* AVAILABLE DATA *
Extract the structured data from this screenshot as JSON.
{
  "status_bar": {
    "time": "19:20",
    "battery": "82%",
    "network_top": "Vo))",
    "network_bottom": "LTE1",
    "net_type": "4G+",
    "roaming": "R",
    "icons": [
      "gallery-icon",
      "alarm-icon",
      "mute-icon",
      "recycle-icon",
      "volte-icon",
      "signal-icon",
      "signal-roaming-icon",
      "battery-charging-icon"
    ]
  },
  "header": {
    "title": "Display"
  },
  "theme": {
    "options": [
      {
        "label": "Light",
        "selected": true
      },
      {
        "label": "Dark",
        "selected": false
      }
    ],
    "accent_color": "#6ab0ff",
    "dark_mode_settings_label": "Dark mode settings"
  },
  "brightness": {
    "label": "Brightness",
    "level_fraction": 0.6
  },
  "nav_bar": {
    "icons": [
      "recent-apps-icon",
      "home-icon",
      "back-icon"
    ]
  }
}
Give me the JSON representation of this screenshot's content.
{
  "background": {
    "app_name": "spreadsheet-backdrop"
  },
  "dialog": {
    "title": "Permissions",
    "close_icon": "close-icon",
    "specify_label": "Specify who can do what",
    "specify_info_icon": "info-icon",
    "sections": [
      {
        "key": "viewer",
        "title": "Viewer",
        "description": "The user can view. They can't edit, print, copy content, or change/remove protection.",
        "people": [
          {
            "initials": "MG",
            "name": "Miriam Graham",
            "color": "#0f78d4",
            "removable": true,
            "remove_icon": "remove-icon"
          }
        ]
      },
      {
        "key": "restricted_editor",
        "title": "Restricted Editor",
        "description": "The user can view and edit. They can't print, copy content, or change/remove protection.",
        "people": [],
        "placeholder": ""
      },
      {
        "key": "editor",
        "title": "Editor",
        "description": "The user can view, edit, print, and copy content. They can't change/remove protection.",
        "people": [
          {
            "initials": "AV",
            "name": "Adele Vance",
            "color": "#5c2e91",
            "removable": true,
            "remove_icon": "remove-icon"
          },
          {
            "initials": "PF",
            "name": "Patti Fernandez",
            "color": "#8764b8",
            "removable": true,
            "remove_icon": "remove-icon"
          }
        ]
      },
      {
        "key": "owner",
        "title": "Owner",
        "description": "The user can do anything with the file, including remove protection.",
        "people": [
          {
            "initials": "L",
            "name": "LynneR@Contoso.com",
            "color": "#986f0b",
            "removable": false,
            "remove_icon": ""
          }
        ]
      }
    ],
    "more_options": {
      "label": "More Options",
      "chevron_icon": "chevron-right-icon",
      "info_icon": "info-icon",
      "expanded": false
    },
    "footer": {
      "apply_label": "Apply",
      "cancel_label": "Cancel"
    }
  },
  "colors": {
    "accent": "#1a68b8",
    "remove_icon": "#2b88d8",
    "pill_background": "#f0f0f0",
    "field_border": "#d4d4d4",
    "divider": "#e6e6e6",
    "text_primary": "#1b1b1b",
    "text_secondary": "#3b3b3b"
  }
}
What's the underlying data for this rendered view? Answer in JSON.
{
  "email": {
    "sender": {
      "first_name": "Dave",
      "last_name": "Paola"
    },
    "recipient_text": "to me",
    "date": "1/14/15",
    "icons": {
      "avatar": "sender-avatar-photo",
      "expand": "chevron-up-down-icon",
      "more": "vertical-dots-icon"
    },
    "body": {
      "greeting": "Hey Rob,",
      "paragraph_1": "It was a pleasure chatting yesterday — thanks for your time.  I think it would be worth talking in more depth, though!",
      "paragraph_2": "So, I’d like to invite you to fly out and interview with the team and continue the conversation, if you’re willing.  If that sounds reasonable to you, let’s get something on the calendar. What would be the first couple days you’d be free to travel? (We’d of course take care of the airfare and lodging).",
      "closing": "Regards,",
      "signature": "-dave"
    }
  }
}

* GOAL OF THE EXERCISE *
Each line that holds the word "Dark" should be extracted from the records.

* THE COMPLETED TASK *
        "label": "Dark",
    "dark_mode_settings_label": "Dark mode settings"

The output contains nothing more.